- [What is being asked]:
The entries need to be copied exactly.

(Dataset records)
★ ★ ★

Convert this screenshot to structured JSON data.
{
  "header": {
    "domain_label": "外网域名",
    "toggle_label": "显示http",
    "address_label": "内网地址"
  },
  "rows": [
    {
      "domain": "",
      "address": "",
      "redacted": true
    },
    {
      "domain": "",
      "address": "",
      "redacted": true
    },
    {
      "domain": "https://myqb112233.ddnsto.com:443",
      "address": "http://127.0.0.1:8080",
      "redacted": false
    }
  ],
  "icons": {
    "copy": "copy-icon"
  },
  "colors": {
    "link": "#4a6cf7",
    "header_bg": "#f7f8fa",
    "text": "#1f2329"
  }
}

★ ★ ★

- [Exercise solution]:
Convert this screenshot to structured JSON data.
{
  "header": {
    "domain_label": "外网域名",
    "toggle_label": "显示http",
    "address_label": "内网地址"
  },
  "rows": [
    {
      "domain": "",
      "address": "",
      "redacted": true
    },
    {
      "domain": "",
      "address": "",
      "redacted": true
    },
    {
      "domain": "https://myqb112233.ddnsto.com:443",
      "address": "http://127.0.0.1:8080",
      "redacted": false
    }
  ],
  "icons": {
    "copy": "copy-icon"
  },
  "colors": {
    "link": "#4a6cf7",
    "header_bg": "#f7f8fa",
    "text": "#1f2329"
  }
}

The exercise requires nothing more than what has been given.